[Exercise task 1] Render this sentence from the wedding-tips article in Spanish: "It may seem to you there’s a wedding venue on every corner."
[Exercise task 2] Extend the wedding-tips article past its final sentence, keeping its voice and numbered format.

BEGIN Page extract

It’s Magazine Monday! And today we have the go-to guide for all you mothers of the bride (and groom!) — straight from our 2020 glossy pages. Utah Valley Bride’s founder, Jeanette Bennett, had two children get married last year, and below she shares her 20 dearly-beloved lessons. It’s the mother of all wedding articles — and you won’t want to miss it.
My oldest son and oldest daughter got married four weeks apart. During the holidays. Gasp.
I’ve never received so much sympathy or so many sincere offers to help. Friends and strangers with married children have showered me with questions about the tight timing of these two winter celebrations. Even though I started Utah Valley Bride Magazine in 2002 and have written/edited thousands of pages on local weddings, I still had a steep learning curve as I played my debut roles of Mother of the Bride for my daughter Hailey (bride on left) and then Mother of the Groom for my son Nathan (his bride, Tory Merrill, on right).
Now after crossing every T-strap and dotting every I-do, I have a gift for you: A registry of 20 tips from the view of the momma.
1. Be prepared for time-consuming emotional work.
Every checklist will remind you to hire a photographer and to send your invitations 4-6 weeks in advance. None of them will give you a heads up that you’ll need time to help your child — and yourself! — work through the emotions of new roles. Combining families with different budgets, opinions, senses of humor, texting styles and conflict-resolution patterns will require energy. Be prepared. Be realistic. Be a good listener. Drop everything when one of these conversations needs to happen. You’re going to love this chapter of life — even the part when you walk out of the ceremony with flower buckets, makeup bags, suitcases and grandma’s fur!
2. Don’t announce your date until you have a venue.
It may seem to you there’s a wedding venue on every corner. You’ll change your mind when you go to book a reception on a weekend night when a UVU/BYU semester ends — and all that’s available is the Taco Bell parking lot. Many venues have online calendars. If there’s a pending engagement on your family tree, start looking at venues and get your date booked! My son’s reception was in the versatile Vista Room at Cedar Hills, while my daughter’s Saturday night party was at a private location in Alpine (below). Both venues fit the size and style of each event perfectly, but it caught me off guard how hard it was to match a date to a venue. If you wait too long, you’ll be lucky to find ANY venue.
3. Hire a top-notch photographer — AND have friends take phone pics for you.
Our community is full of camera geniuses. Select one who has the style you prefer (both in composition of photos and in editing style). The photos are what you’ll still have 25 years later, which is why we put Hailey’s late fall wedding in the hands of photographer Brooke Bakken. You won’t see wedding-day photos from your photographer for days or maybe weeks. The night of the wedding when you are exhausted but have insomnia, you’ll want to flip through pics to get a feel for how the room looked and whether your makeup held up throughout the day. Ask friends and relatives to snap and share with you before the day is over. Then once you get the high-quality photos back, remember to give credit to the photographer on social media.
4. Hire a DJ.
My least favorite moment from my daughter’s wedding was when it was time for the first dance, and I was frantically trying to find the person I asked to help with the playlist. Seconds felt like long minutes as we tried to find the song on a separate phone and figure out Bluetooth. What should have been a tender moment involved me behind the crowd shaking with frustration. Lesson learned! We hired Life of the Party Entertainment for my son’s reception, and the dance party was epic with several of my family members catching air throughout the night (daughter-in-law Tory below). Your DJ can be the emcee for the night. The glue. The problem-solver who adds humor and brings the thunder sauce. Give yourself a gift and have someone else worry about AV.

END Page extract
BEGIN Rows

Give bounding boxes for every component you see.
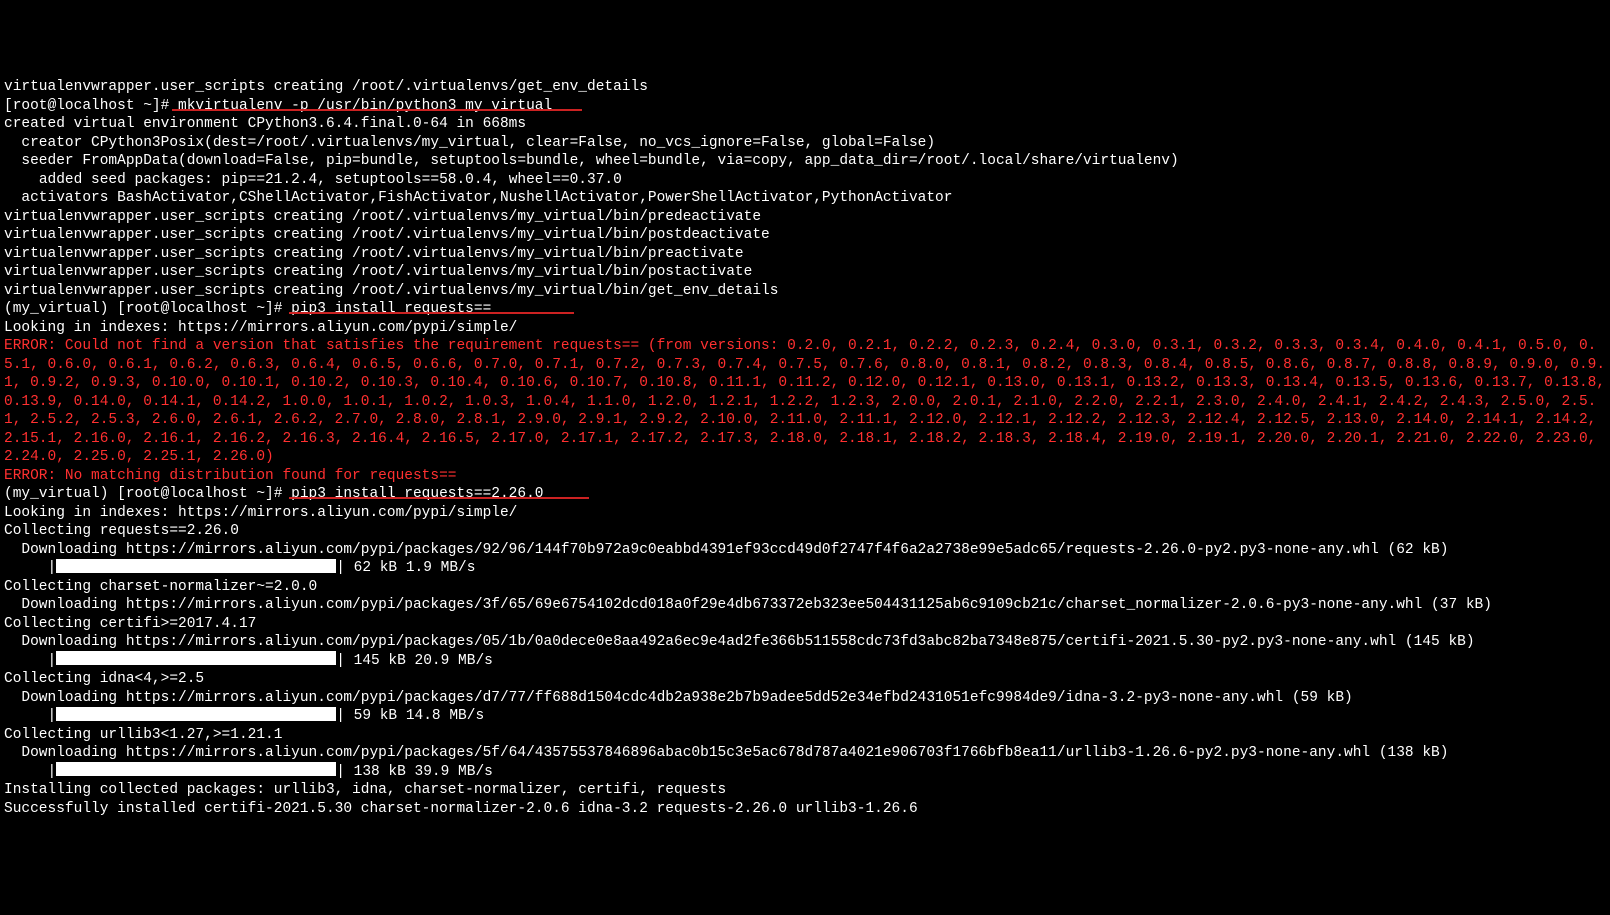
- terminal-line: creator CPython3Posix(dest=/root/.virtua…: [4, 134, 1606, 153]
- terminal-line: created virtual environment CPython3.6.4…: [4, 115, 1606, 134]
- progress-tail: | 145 kB 20.9 MB/s: [336, 653, 493, 669]
- progress-bar: [56, 762, 336, 776]
- terminal-line: virtualenvwrapper.user_scripts creating …: [4, 208, 1606, 227]
- terminal-line: Looking in indexes: https://mirrors.aliy…: [4, 504, 1606, 523]
- terminal-line: Collecting charset-normalizer~=2.0.0: [4, 578, 1606, 597]
- terminal-line: [root@localhost ~]# mkvirtualenv -p /usr…: [4, 97, 1606, 116]
- terminal-line: virtualenvwrapper.user_scripts creating …: [4, 282, 1606, 301]
- underline-annotation: [172, 109, 582, 111]
- terminal-line: virtualenvwrapper.user_scripts creating …: [4, 226, 1606, 245]
- terminal-line: Installing collected packages: urllib3, …: [4, 781, 1606, 800]
- terminal-line: Looking in indexes: https://mirrors.aliy…: [4, 319, 1606, 338]
- terminal-line: Downloading https://mirrors.aliyun.com/p…: [4, 744, 1606, 763]
- terminal-line: Collecting idna<4,>=2.5: [4, 670, 1606, 689]
- progress-tail: | 138 kB 39.9 MB/s: [336, 764, 493, 780]
- progress-prefix: |: [4, 653, 56, 669]
- terminal-line: Downloading https://mirrors.aliyun.com/p…: [4, 596, 1606, 615]
- terminal-line: ERROR: Could not find a version that sat…: [4, 337, 1606, 467]
- terminal-line: | | 145 kB 20.9 MB/s: [4, 652, 1606, 671]
- terminal-line: Downloading https://mirrors.aliyun.com/p…: [4, 689, 1606, 708]
- terminal-line: Successfully installed certifi-2021.5.30…: [4, 800, 1606, 819]
- terminal-root[interactable]: virtualenvwrapper.user_scripts creating …: [4, 78, 1606, 818]
- terminal-line: virtualenvwrapper.user_scripts creating …: [4, 263, 1606, 282]
- terminal-line: added seed packages: pip==21.2.4, setupt…: [4, 171, 1606, 190]
- underline-annotation: [289, 312, 574, 314]
- terminal-line: Downloading https://mirrors.aliyun.com/p…: [4, 633, 1606, 652]
- terminal-line: (my_virtual) [root@localhost ~]# pip3 in…: [4, 300, 1606, 319]
- underline-annotation: [289, 497, 589, 499]
- progress-tail: | 59 kB 14.8 MB/s: [336, 708, 484, 724]
- terminal-line: seeder FromAppData(download=False, pip=b…: [4, 152, 1606, 171]
- terminal-line: | | 59 kB 14.8 MB/s: [4, 707, 1606, 726]
- terminal-line: ERROR: No matching distribution found fo…: [4, 467, 1606, 486]
- terminal-line: | | 62 kB 1.9 MB/s: [4, 559, 1606, 578]
- terminal-line: Downloading https://mirrors.aliyun.com/p…: [4, 541, 1606, 560]
- progress-bar: [56, 651, 336, 665]
- terminal-line: virtualenvwrapper.user_scripts creating …: [4, 78, 1606, 97]
- terminal-line: (my_virtual) [root@localhost ~]# pip3 in…: [4, 485, 1606, 504]
- progress-bar: [56, 559, 336, 573]
- progress-prefix: |: [4, 764, 56, 780]
- progress-prefix: |: [4, 708, 56, 724]
- terminal-line: activators BashActivator,CShellActivator…: [4, 189, 1606, 208]
- terminal-line: virtualenvwrapper.user_scripts creating …: [4, 245, 1606, 264]
- progress-prefix: |: [4, 560, 56, 576]
- terminal-line: | | 138 kB 39.9 MB/s: [4, 763, 1606, 782]
- terminal-line: Collecting urllib3<1.27,>=1.21.1: [4, 726, 1606, 745]
- terminal-line: Collecting certifi>=2017.4.17: [4, 615, 1606, 634]
- progress-bar: [56, 707, 336, 721]
- terminal-line: Collecting requests==2.26.0: [4, 522, 1606, 541]
- progress-tail: | 62 kB 1.9 MB/s: [336, 560, 475, 576]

END Rows

[Reply 1] Puede que te parezca que hay un lugar para bodas en cada esquina.

[Reply 2]
5. Think through your corsage preferences.
There are pros and cons to moms wearing wrist vs. pinned corsages. For our first wedding, I had a pinned corsage. It’s beautiful! It shows up in the photos! It was also hard to manage and was upside down within an hour. The wrist corsage goes on easy peasy, but it doesn’t show in many photos when that arm is around someone I love. Overall, I prefer the look of the pinned corsage, but I would ask a family member to be the flower police throughout the wedding day. This person would know which side all bouts and corsages should go on, he/she would know how many layers to put the pin through, and she would watch the wedding party throughout the day in case flowers fall off, turn sideways or need an additional pin.
6. Be a theme player.
Having a theme for a wedding actually makes decisions easier — not harder. My daughter picked a French theme because her fiance, Jeff Sundwall, served his LDS church mission in France and because the two of them had performed in “The Secret Garden” together (a musical set in Europe). This made our menu obvious! French desserts, breads and cheeses from Culinary Crafts. For my son’s wedding, we chose a star theme. Tiny stars and constellation patterns were embedded in the bouquets, cake decor (thank you, Sweet Cravings by Marcia), table decorations and invitations. A theme helps tell the story of the couple and ties the event together.
7. Document the process.
Take pics and screenshots of every meeting and potential decision. The next vendor may have you reconsidering. The choices will become a blur and you won’t remember the size of food carts you selected from The Penguin Brothers and Cocoa — or whether you picked white or green lights from Moonlight Wedding + Event Lighting (we chose white). Have a system of organizing easy-to-find pics on your phone of every decision you consider along the way.
8. Create an inspiration board early on.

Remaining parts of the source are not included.